§ REQUEST
Answer these questions using the passage on nation states and fundamentalism:
1. Which country does the passage name as an exception to the failure to consolidate democratic modern nation states?
2. What put China's rambling antiquated empire out of its agony?
3. Where did the military dictatorships resembling totalising fascism emerge?

Centuries ago in Europe and America, the mercantile and industrial bourgeoisie, or the bourgeois grouped in independent urban ‘republics’, sometimes in alliance with the aristocracy or lesser nobility (England and Italy, respectively), sometimes the revolutionary masses (France), sometimes the military (Prussian Junkers), and in America in the process of opening up a vast new continent, consolidated modern nation states. More such states emerged on the bayonets of the victorious Napoleonic armies of revolutionary France. In the following period these several successes spawned colonialism, and therefore, the johnny-come-late rest of the world, with a few exceptions (Japan), saw no such consolidation of democratic modern nation states in the succeeding centuries.

In China, a rambling antiquated empire was put out of its agony by a communist takeover after a brief bourgeois failed-state episode; in Russia even that interlude was missing. The bourgeois of the advanced world, in the words of the Communist Manifesto, "creates a world after its own image", but what a nasty, messy, blood drenched post Second World War 60 year process it has been. In a word, across Asia, South America and Africa, with but a few exceptions, creation of civilised, modern, bourgeois democratic nation states has, by and large, been a resounding failure.

Enter fundamentalism

Other actors came forward to help where an effete bourgeoisie had failed; the proletariat in Russia, a worker-peasant revolution in China and Vietnam, an occupying Red Army in Eastern Europe. More recently it has been the turn of the petty bourgeoisies and one of its manifestations, fundamentalism; not only religious fundamentalism, but other forms. Ethnic fundamentalism, if you care to call it that, has had its day in Lanka and the ex-Yugoslav nations, murderous tribal rivalry in parts of Africa, all desperate attempts to consolidate nation states. A plethora of military dictatorships resembling totalising fascism, and to that extent a form of fundamentalism, emerged in Latin America, the Middle East, Burma and Indonesia. The great difference between all fundamentalist projects attempting to consolidating nation states, and the great bourgeois revolutions, is that the former evoke a fury of identity politics and cultural primitiveness. No matter whether it is religious (Iran, Al Qaeda, Hindutva) or ethnic (the killing fields of Lanka, Rwanda and Sudan), fundamentalists search for an ideology and a modus to consolidate a nation state on a primitive, pre-bourgeois, ‘us versus the other’, identity driven foundation. These projects always fail.

[Raw records]
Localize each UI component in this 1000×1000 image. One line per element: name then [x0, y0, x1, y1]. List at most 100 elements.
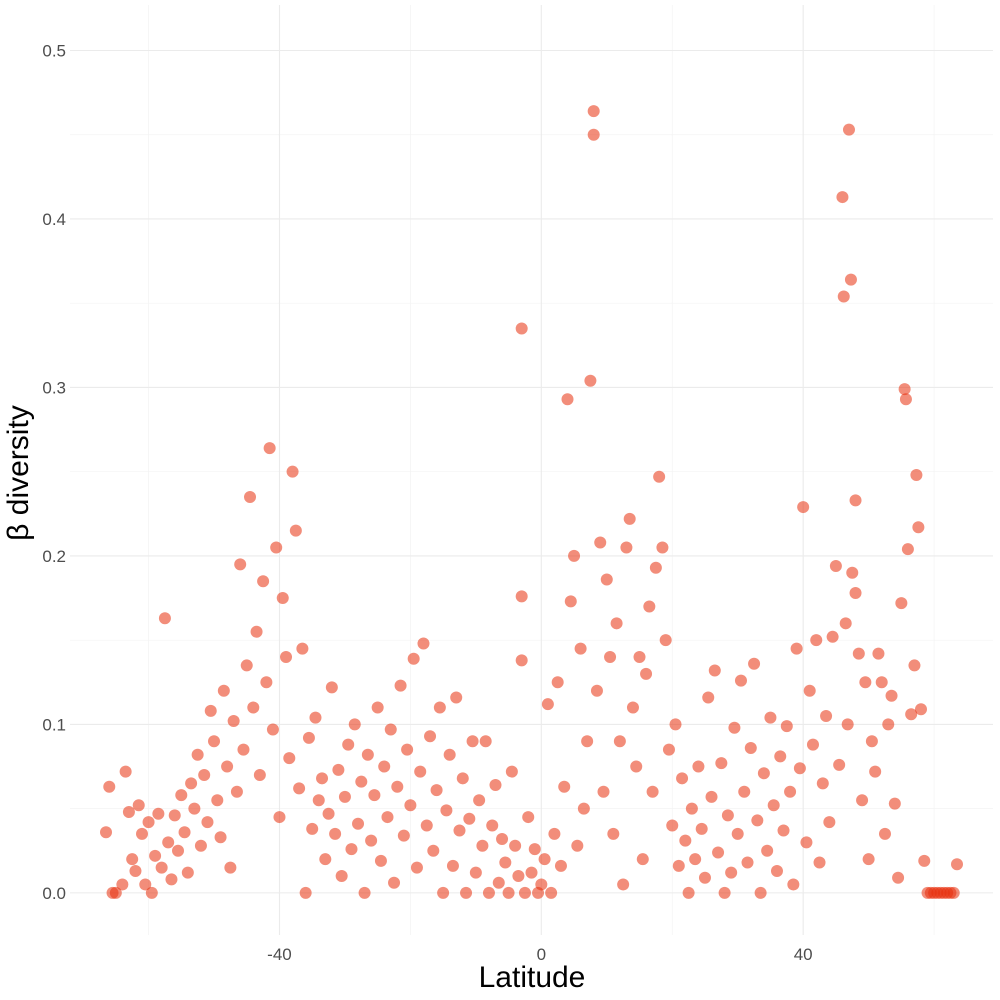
data-point	[702, 691, 715, 704]
data-point	[312, 794, 325, 807]
data-point	[132, 799, 145, 812]
data-point	[181, 866, 194, 879]
y-axis-title: β diversity	[2, 405, 35, 541]
data-point	[718, 886, 731, 899]
data-point	[630, 760, 643, 773]
data-point	[761, 844, 774, 857]
data-point	[198, 768, 211, 781]
data-point	[708, 664, 721, 677]
data-point	[587, 105, 600, 118]
data-point	[492, 876, 505, 889]
data-point	[276, 592, 289, 605]
data-point	[502, 886, 515, 899]
data-point	[574, 642, 587, 655]
data-point	[856, 794, 869, 807]
data-point	[417, 637, 430, 650]
data-point	[456, 772, 469, 785]
data-point	[332, 763, 345, 776]
data-point	[204, 704, 217, 717]
data-point	[839, 617, 852, 630]
data-point	[705, 790, 718, 803]
data-point	[224, 861, 237, 874]
data-point	[613, 735, 626, 748]
data-point	[433, 701, 446, 714]
data-point	[918, 854, 931, 867]
data-point	[378, 760, 391, 773]
data-point	[309, 711, 322, 724]
data-point	[905, 708, 918, 721]
data-point	[692, 760, 705, 773]
data-point	[738, 785, 751, 798]
data-point	[355, 775, 368, 788]
data-point	[152, 807, 165, 820]
data-point	[230, 785, 243, 798]
data-point	[338, 790, 351, 803]
tick-labels: -40 0 40 0.0 0.1 0.2 0.3 0.4 0.5	[42, 41, 812, 964]
data-point	[335, 870, 348, 883]
data-point	[777, 824, 790, 837]
data-point	[168, 809, 181, 822]
data-point	[518, 886, 531, 899]
data-point	[476, 839, 489, 852]
data-point	[306, 822, 319, 835]
data-point	[499, 856, 512, 869]
data-point	[617, 878, 630, 891]
data-point	[221, 760, 234, 773]
data-point	[800, 836, 813, 849]
y-tick-label: 0.3	[42, 378, 66, 397]
data-point	[571, 839, 584, 852]
data-point	[391, 780, 404, 793]
data-point	[849, 494, 862, 507]
data-point	[793, 762, 806, 775]
data-point	[826, 630, 839, 643]
data-point	[590, 684, 603, 697]
data-point	[266, 723, 279, 736]
data-point	[240, 659, 253, 672]
data-point	[437, 886, 450, 899]
data-point	[862, 853, 875, 866]
data-point	[165, 873, 178, 886]
data-point	[741, 856, 754, 869]
data-point	[633, 651, 646, 664]
data-point	[646, 785, 659, 798]
data-point	[253, 768, 266, 781]
data-point	[381, 811, 394, 824]
data-point	[813, 856, 826, 869]
data-point	[581, 735, 594, 748]
data-point	[770, 864, 783, 877]
data-point	[384, 723, 397, 736]
data-point	[844, 273, 857, 286]
data-point	[659, 634, 672, 647]
data-point	[342, 738, 355, 751]
data-point	[352, 817, 365, 830]
data-point	[100, 826, 113, 839]
data-point	[142, 816, 155, 829]
data-point	[361, 748, 374, 761]
data-point	[155, 861, 168, 874]
data-point	[649, 561, 662, 574]
data-point	[895, 597, 908, 610]
data-point	[178, 826, 191, 839]
data-point	[734, 674, 747, 687]
data-point	[214, 831, 227, 844]
data-point	[473, 794, 486, 807]
data-point	[610, 617, 623, 630]
data-point	[577, 802, 590, 815]
data-point	[489, 779, 502, 792]
data-point	[512, 870, 525, 883]
data-point	[515, 654, 528, 667]
data-point	[463, 812, 476, 825]
data-point	[568, 549, 581, 562]
data-point	[878, 827, 891, 840]
data-point	[836, 191, 849, 204]
data-point	[899, 393, 912, 406]
data-point	[695, 822, 708, 835]
data-point	[607, 827, 620, 840]
data-point	[712, 846, 725, 859]
data-point	[636, 853, 649, 866]
data-point	[191, 748, 204, 761]
y-tick-label: 0.1	[42, 715, 66, 734]
data-point	[440, 804, 453, 817]
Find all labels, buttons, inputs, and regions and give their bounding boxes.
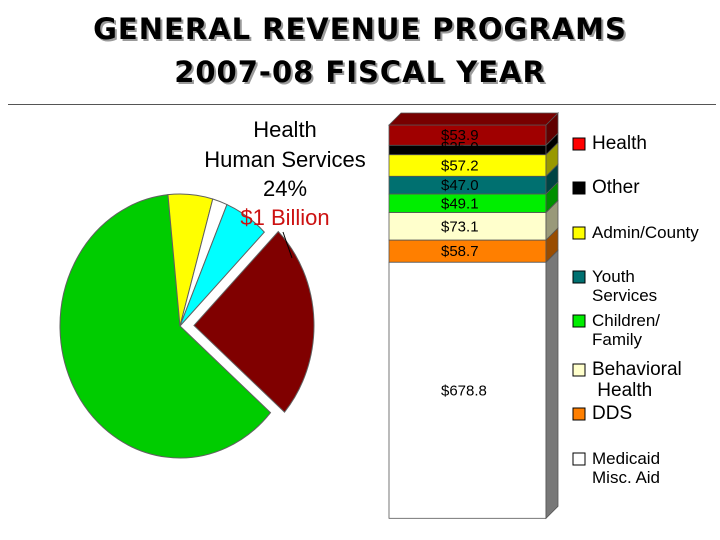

§ WRITTEN SOLUTION
1. Japan.
2. A communist takeover, after a brief bourgeois failed-state episode.
3. Latin America, the Middle East, Burma and Indonesia.